== Page ==
= = = = = = =
Tuesday, March 26, 2013

The Lost City of Z

Grann, David. The Lost City of Z: A Tale of Deadly Obsession in the Amazon. New York: Doubleday. 2009. Print


First Sentences:

On a cold January day in 1925, a tall, distinguished gentleman hurried across the docks in Hoboken, New Jersey, toward the SS Vaban, a five-hundred-and-eleven-foot ocean liner bound for Rio de Janeiro. 

He was fifty-seven years old and stood over six feet, his long arms corded with muscles. Although his hair was thinning and his mustache was flecked with white, he was so fit that he could walk for days with little, if any, rest of nourishment. 

His nose was crooked like a boxer's and there was something ferocious about his appearance, especially his eyes. They were set close together and peered out from under thick tufts of hair. No one, not even his family, seemed to agree on their color -- some thought they were blue, others gray. Yet virtually everyone who encountered him was struck by their intensity: some called them "the eyes of a visionary."
= = = = = = =
== What you will do ==
a) Reproduce the passage of the post on The Lost City of Z from "Tuesday, March 26, 2013" to "rest of nourishment." word for word.
b) Continue the post on The Lost City of Z from the point where it stops.

== Data block ==
= = = = = = =
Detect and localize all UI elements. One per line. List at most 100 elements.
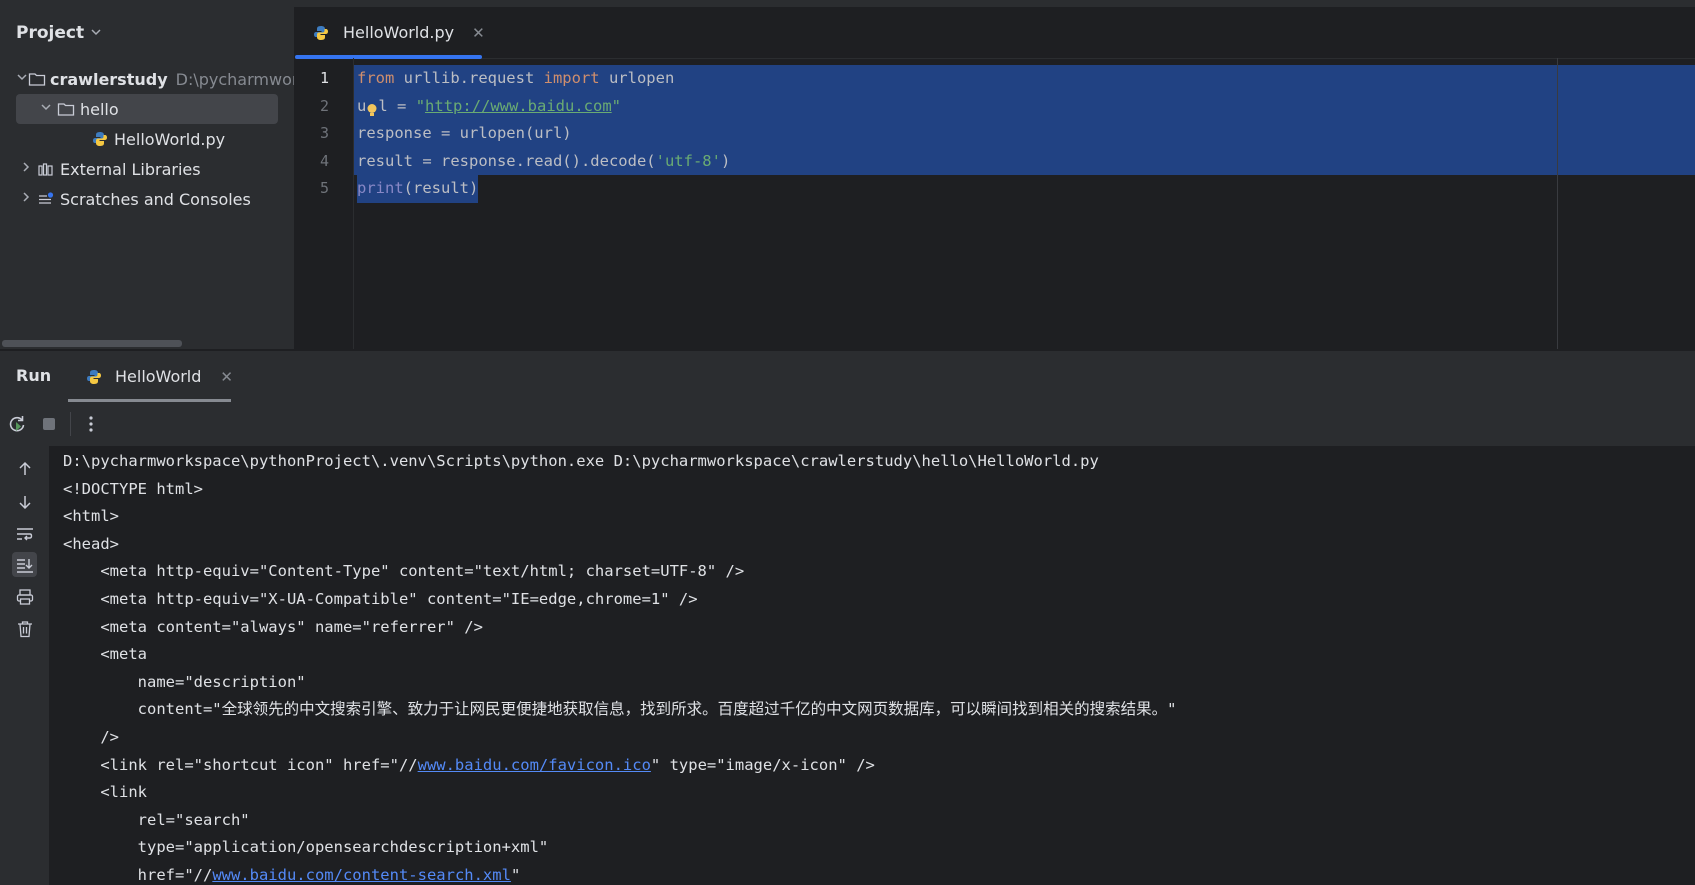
= = = = = = =
== Response list ==
a)
Tuesday, March 26, 2013

The Lost City of Z

Grann, David. The Lost City of Z: A Tale of Deadly Obsession in the Amazon. New York: Doubleday. 2009. Print


First Sentences:

On a cold January day in 1925, a tall, distinguished gentleman hurried across the docks in Hoboken, New Jersey, toward the SS Vaban, a five-hundred-and-eleven-foot ocean liner bound for Rio de Janeiro. 

He was fifty-seven years old and stood over six feet, his long arms corded with muscles. Although his hair was thinning and his mustache was flecked with white, he was so fit that he could walk for days with little, if any, rest of nourishment.

b)
He had frequently been photographed in riding boots and wearing a Stetson, with a rifle slung over his shoulder, but even in a suit and a tie, and without his customary wild beard, he could be recognized by the crowds on the pier. He was Colonel Percy Harrison Fawcett, and his name was known throughout the world.



Description: 


Colonel Percy Fawcett definitely is a man to be reckoned with and a character worth reading about, especially in the capable hands of author/researcher David Grann. His book, The Lost City of Z, promises adventure, travel, exotic locales, and personal quests, some of my favorite topics.  


By the early 1900s, the age of exploration was closing. There were few undiscovered places left for an adventurer to explore and make a name for himself. Percy Fawcett's chosen territory of expertise was the Amazon jungles of Peru, Bolivia, and Brazil. His goal? Discover an ancient, unknown civilization and their city of gold, the fabled El Dorado (the Lost City of Z) mentioned by early Spanish historians.   


Fawcett researched the ancient accounts told to the Spanish conquerors by local Indians about a king who "slathered himself in gold and floated on a lake gleaming like a ray of the sun....while his subjects made offerings of gold jewelry, fine emeralds, and other pieces of their ornaments."  To Fawcett these accounts were the siren calls he had to answer, taking it upon himself to broaden the knowledge of an unknown land and hopefully reap the fame and recognition that accompanies such an achievement.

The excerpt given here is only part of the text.